--- Goal of the exercise ---
Report how many lines of these entries hold the string "progress"; reply with the number alone.

Data listing
▼

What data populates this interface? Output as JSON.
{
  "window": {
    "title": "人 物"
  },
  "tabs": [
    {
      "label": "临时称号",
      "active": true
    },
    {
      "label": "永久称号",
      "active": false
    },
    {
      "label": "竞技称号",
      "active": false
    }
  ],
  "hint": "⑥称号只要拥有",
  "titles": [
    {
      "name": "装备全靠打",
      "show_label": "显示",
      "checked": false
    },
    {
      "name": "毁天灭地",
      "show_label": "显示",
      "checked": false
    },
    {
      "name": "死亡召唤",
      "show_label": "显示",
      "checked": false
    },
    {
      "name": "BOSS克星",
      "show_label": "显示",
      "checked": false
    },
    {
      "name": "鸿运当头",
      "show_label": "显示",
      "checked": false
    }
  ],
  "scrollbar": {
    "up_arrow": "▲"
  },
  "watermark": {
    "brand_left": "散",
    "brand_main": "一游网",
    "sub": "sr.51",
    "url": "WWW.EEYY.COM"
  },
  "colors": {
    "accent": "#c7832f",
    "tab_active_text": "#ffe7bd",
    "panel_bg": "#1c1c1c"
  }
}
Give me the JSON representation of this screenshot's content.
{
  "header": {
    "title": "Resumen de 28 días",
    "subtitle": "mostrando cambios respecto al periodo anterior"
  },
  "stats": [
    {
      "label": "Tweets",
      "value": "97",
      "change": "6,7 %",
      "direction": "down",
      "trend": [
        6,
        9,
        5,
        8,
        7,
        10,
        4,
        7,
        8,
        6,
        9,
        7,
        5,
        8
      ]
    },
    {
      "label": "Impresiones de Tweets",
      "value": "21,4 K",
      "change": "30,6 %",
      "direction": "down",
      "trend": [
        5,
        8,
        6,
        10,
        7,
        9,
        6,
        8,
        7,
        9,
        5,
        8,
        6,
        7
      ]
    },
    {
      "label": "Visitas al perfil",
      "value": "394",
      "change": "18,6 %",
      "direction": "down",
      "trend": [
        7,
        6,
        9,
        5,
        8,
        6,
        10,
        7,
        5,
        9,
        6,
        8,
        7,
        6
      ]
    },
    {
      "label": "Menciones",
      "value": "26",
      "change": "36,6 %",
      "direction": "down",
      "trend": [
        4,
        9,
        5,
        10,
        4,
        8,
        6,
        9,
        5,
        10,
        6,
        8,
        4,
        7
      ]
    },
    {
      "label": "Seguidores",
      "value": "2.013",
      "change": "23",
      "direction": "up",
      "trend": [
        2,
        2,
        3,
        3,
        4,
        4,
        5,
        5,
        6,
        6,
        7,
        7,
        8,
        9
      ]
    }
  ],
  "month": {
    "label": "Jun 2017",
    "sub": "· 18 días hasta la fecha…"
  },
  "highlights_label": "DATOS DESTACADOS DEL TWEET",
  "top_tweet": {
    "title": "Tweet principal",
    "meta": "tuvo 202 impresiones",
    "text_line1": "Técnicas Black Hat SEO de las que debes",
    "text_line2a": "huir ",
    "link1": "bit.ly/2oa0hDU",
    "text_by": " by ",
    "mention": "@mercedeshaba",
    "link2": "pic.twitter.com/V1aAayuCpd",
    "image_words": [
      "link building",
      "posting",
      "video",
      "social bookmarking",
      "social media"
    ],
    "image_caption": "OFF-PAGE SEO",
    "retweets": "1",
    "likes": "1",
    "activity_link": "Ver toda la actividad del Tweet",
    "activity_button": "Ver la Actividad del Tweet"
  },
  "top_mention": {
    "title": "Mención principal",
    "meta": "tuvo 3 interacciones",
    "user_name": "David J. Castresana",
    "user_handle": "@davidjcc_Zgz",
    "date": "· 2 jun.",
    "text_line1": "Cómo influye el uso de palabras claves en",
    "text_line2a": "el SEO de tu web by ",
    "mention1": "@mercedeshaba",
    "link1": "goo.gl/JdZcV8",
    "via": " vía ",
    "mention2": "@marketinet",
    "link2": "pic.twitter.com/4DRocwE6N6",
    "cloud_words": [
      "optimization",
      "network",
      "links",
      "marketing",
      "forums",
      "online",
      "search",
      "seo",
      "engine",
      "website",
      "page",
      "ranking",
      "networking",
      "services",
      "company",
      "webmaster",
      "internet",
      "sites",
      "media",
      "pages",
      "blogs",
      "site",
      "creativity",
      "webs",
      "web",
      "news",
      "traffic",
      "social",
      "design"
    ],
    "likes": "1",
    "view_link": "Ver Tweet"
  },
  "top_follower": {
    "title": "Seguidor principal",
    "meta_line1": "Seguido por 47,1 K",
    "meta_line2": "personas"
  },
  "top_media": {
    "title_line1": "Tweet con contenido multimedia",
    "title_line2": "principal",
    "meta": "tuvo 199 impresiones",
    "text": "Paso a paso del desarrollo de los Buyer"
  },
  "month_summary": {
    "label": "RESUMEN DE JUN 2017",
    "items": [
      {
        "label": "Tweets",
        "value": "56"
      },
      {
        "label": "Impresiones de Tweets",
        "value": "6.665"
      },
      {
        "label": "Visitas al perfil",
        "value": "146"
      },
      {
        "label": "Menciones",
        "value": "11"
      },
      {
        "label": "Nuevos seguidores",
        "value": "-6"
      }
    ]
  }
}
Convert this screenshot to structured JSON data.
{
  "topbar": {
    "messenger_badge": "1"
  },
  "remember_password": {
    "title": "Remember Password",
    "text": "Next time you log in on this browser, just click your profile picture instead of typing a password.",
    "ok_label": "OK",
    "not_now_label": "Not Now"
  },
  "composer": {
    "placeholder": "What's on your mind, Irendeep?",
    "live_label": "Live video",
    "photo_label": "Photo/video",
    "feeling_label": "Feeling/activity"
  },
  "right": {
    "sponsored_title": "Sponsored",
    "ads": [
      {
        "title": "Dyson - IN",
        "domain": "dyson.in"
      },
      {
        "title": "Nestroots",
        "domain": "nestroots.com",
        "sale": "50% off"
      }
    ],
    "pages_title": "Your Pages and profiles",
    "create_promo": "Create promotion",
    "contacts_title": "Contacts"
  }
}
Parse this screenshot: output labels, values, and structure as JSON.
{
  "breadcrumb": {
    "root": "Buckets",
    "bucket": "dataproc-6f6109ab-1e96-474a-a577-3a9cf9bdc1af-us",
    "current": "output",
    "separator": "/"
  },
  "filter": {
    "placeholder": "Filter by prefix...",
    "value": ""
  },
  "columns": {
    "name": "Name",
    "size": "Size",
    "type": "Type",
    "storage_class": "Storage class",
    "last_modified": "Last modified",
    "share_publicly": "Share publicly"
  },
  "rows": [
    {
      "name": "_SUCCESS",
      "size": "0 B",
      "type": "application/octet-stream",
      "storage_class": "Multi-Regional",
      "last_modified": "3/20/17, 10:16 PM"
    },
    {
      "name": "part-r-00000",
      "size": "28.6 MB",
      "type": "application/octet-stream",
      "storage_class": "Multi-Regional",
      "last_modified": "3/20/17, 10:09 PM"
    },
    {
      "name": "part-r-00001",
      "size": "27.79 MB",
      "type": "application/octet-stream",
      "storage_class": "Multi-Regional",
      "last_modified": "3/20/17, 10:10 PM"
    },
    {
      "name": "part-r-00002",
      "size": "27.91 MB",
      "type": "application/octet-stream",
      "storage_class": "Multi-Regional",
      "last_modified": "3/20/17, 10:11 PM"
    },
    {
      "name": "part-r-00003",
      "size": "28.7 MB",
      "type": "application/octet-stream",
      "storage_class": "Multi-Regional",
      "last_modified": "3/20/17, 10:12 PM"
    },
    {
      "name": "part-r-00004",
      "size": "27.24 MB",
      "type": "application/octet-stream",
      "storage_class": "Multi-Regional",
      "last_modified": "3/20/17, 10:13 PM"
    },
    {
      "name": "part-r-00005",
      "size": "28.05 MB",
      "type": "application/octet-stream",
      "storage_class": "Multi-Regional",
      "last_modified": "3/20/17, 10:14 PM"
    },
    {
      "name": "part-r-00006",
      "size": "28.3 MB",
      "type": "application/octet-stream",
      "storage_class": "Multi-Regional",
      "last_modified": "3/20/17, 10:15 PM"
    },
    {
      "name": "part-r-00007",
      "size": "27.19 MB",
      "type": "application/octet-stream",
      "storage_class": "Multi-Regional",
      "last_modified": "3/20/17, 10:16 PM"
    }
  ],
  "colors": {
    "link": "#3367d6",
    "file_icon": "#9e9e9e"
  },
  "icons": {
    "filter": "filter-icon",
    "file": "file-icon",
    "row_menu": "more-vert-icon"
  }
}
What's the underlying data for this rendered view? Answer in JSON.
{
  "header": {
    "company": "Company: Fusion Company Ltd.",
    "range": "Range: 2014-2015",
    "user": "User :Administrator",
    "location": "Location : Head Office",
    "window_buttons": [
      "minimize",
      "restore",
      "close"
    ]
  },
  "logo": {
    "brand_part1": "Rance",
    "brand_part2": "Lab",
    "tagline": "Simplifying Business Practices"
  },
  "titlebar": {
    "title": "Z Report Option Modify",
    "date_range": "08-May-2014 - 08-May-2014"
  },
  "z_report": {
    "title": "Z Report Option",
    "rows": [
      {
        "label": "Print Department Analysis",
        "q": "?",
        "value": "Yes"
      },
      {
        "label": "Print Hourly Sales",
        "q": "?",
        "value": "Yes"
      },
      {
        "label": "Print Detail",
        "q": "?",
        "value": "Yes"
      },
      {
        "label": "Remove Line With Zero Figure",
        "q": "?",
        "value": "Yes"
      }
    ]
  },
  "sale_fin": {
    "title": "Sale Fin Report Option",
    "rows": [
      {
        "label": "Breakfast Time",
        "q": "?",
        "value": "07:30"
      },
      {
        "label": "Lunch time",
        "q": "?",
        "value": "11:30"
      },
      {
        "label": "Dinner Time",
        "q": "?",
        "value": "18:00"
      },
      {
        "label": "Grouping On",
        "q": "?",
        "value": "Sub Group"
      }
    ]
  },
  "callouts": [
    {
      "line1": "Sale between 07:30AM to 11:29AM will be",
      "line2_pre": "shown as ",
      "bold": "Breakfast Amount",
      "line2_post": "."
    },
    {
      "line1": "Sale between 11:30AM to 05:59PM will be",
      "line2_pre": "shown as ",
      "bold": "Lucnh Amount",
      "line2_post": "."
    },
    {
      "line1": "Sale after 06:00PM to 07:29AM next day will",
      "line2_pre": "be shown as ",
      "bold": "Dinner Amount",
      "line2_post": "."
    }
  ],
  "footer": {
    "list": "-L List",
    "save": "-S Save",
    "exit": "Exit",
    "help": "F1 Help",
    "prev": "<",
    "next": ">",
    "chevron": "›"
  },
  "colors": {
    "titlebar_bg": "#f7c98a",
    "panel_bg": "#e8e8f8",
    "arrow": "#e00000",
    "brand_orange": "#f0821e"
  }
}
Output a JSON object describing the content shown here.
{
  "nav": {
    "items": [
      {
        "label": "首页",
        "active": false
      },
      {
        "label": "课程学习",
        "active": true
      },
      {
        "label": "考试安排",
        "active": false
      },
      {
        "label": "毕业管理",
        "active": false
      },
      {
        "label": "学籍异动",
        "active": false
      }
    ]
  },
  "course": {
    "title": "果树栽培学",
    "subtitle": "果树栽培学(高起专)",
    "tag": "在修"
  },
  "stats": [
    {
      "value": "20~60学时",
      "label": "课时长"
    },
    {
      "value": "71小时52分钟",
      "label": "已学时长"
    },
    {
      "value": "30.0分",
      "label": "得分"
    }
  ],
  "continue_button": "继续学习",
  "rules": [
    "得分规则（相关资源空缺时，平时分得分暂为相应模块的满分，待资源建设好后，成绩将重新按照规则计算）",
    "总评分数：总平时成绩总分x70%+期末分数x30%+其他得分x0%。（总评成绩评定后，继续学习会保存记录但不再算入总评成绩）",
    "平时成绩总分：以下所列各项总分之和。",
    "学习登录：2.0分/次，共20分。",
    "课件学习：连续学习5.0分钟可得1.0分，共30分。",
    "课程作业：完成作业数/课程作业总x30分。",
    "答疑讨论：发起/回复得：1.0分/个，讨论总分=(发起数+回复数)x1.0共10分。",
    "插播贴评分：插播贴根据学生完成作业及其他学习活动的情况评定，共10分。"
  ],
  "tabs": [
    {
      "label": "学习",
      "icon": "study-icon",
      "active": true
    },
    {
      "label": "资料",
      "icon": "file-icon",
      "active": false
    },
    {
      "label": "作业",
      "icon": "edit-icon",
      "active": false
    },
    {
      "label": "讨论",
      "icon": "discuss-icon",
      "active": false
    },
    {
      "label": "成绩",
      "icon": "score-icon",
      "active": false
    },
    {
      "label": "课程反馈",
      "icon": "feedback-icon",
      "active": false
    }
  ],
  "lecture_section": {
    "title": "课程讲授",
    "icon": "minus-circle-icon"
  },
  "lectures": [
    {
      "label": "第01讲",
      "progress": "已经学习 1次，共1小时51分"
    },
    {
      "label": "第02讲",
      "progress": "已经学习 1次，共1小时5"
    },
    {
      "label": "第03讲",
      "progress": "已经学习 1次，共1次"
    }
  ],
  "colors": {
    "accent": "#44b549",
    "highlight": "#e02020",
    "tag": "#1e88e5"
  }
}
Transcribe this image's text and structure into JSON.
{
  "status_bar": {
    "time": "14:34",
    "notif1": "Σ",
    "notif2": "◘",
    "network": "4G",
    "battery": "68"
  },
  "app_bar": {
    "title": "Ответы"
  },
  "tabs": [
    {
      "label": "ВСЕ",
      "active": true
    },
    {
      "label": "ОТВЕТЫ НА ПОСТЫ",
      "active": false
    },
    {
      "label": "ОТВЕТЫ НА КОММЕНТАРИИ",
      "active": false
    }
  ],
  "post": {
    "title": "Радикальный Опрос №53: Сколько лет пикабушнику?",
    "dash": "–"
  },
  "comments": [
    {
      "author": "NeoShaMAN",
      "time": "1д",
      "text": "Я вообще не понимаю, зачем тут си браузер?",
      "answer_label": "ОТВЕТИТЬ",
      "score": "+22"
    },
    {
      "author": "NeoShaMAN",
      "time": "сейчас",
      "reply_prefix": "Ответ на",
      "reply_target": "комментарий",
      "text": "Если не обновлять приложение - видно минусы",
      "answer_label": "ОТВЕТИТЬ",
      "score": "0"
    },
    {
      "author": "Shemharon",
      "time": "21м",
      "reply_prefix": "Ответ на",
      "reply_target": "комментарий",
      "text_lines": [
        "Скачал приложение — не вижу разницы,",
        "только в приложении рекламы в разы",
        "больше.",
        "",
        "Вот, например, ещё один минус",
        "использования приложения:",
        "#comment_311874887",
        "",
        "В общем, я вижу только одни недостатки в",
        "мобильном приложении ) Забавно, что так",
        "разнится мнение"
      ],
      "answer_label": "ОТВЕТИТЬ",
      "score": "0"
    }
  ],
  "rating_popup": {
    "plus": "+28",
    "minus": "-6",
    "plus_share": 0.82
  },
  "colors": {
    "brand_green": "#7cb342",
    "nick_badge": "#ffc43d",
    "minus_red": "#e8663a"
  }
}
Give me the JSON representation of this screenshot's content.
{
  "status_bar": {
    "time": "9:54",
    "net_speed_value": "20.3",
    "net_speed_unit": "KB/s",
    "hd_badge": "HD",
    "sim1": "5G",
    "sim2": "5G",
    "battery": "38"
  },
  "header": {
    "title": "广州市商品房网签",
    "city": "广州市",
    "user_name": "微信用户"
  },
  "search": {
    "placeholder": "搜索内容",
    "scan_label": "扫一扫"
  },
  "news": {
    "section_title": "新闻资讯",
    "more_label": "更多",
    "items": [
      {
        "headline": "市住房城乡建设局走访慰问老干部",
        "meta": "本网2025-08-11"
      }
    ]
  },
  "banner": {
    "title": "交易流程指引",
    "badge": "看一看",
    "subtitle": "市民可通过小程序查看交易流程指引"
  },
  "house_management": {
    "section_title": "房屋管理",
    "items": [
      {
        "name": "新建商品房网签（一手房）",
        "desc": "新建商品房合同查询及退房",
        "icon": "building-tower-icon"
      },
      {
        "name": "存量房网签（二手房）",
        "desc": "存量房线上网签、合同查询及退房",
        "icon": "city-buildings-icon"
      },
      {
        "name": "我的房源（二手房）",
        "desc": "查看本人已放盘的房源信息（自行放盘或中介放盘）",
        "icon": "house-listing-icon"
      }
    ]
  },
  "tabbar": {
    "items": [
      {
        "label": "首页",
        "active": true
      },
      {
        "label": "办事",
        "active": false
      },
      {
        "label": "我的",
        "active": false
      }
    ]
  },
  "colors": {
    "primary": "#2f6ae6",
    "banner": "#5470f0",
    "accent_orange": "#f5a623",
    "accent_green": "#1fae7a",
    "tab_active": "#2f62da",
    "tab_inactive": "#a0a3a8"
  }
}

▲

--- Answer to this exercise ---
3